** Start Source material **

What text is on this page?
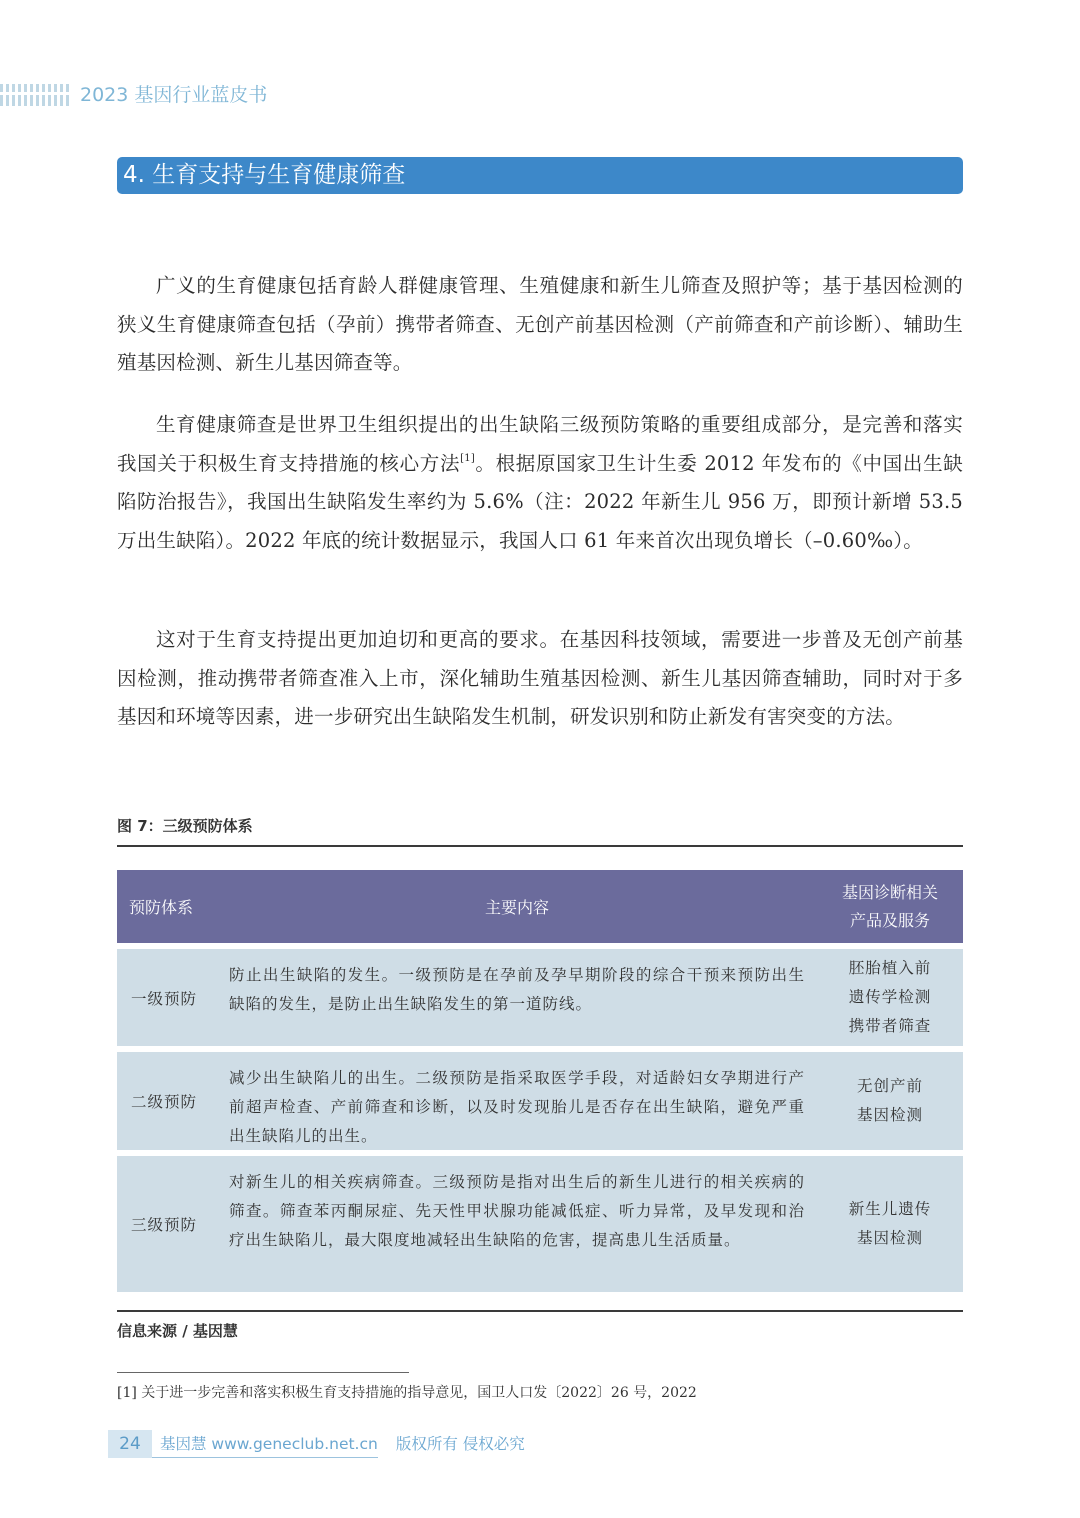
2023 基因行业蓝皮书
4. 生育支持与生育健康筛查

广义的生育健康包括育龄人群健康管理、生殖健康和新生儿筛查及照护等；基于基因检测的狭义生育健康筛查包括（孕前）携带者筛查、无创产前基因检测（产前筛查和产前诊断）、辅助生殖基因检测、新生儿基因筛查等。

生育健康筛查是世界卫生组织提出的出生缺陷三级预防策略的重要组成部分，是完善和落实我国关于积极生育支持措施的核心方法[1]。根据原国家卫生计生委 2012 年发布的《中国出生缺陷防治报告》，我国出生缺陷发生率约为 5.6%（注：2022 年新生儿 956 万，即预计新增 53.5 万出生缺陷）。2022 年底的统计数据显示，我国人口 61 年来首次出现负增长（–0.60‰）。

这对于生育支持提出更加迫切和更高的要求。在基因科技领域，需要进一步普及无创产前基因检测，推动携带者筛查准入上市，深化辅助生殖基因检测、新生儿基因筛查辅助，同时对于多基因和环境等因素，进一步研究出生缺陷发生机制，研发识别和防止新发有害突变的方法。

图 7：三级预防体系
预防体系	主要内容
基因诊断相关
产品及服务
一级预防
防止出生缺陷的发生。一级预防是在孕前及孕早期阶段的综合干预来预防出生缺陷的发生，是防止出生缺陷发生的第一道防线。
胚胎植入前
遗传学检测
携带者筛查
二级预防
减少出生缺陷儿的出生。二级预防是指采取医学手段，对适龄妇女孕期进行产前超声检查、产前筛查和诊断，以及时发现胎儿是否存在出生缺陷，避免严重出生缺陷儿的出生。
无创产前
基因检测
三级预防
对新生儿的相关疾病筛查。三级预防是指对出生后的新生儿进行的相关疾病的筛查。筛查苯丙酮尿症、先天性甲状腺功能减低症、听力异常，及早发现和治疗出生缺陷儿，最大限度地减轻出生缺陷的危害，提高患儿生活质量。
新生儿遗传
基因检测
信息来源 / 基因慧
[1] 关于进一步完善和落实积极生育支持措施的指导意见，国卫人口发〔2022〕26 号，2022
24	基因慧 www.geneclub.net.cn 版权所有 侵权必究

** End Source material **

» **Exercise**: Write out the whole listing again, exactly, with no pictures.

» **Reply**:
What text is on this page?
2023 基因行业蓝皮书
4. 生育支持与生育健康筛查

广义的生育健康包括育龄人群健康管理、生殖健康和新生儿筛查及照护等；基于基因检测的狭义生育健康筛查包括（孕前）携带者筛查、无创产前基因检测（产前筛查和产前诊断）、辅助生殖基因检测、新生儿基因筛查等。

生育健康筛查是世界卫生组织提出的出生缺陷三级预防策略的重要组成部分，是完善和落实我国关于积极生育支持措施的核心方法[1]。根据原国家卫生计生委 2012 年发布的《中国出生缺陷防治报告》，我国出生缺陷发生率约为 5.6%（注：2022 年新生儿 956 万，即预计新增 53.5 万出生缺陷）。2022 年底的统计数据显示，我国人口 61 年来首次出现负增长（–0.60‰）。

这对于生育支持提出更加迫切和更高的要求。在基因科技领域，需要进一步普及无创产前基因检测，推动携带者筛查准入上市，深化辅助生殖基因检测、新生儿基因筛查辅助，同时对于多基因和环境等因素，进一步研究出生缺陷发生机制，研发识别和防止新发有害突变的方法。

图 7：三级预防体系
预防体系	主要内容
基因诊断相关
产品及服务
一级预防
防止出生缺陷的发生。一级预防是在孕前及孕早期阶段的综合干预来预防出生缺陷的发生，是防止出生缺陷发生的第一道防线。
胚胎植入前
遗传学检测
携带者筛查
二级预防
减少出生缺陷儿的出生。二级预防是指采取医学手段，对适龄妇女孕期进行产前超声检查、产前筛查和诊断，以及时发现胎儿是否存在出生缺陷，避免严重出生缺陷儿的出生。
无创产前
基因检测
三级预防
对新生儿的相关疾病筛查。三级预防是指对出生后的新生儿进行的相关疾病的筛查。筛查苯丙酮尿症、先天性甲状腺功能减低症、听力异常，及早发现和治疗出生缺陷儿，最大限度地减轻出生缺陷的危害，提高患儿生活质量。
新生儿遗传
基因检测
信息来源 / 基因慧
[1] 关于进一步完善和落实积极生育支持措施的指导意见，国卫人口发〔2022〕26 号，2022
24	基因慧 www.geneclub.net.cn 版权所有 侵权必究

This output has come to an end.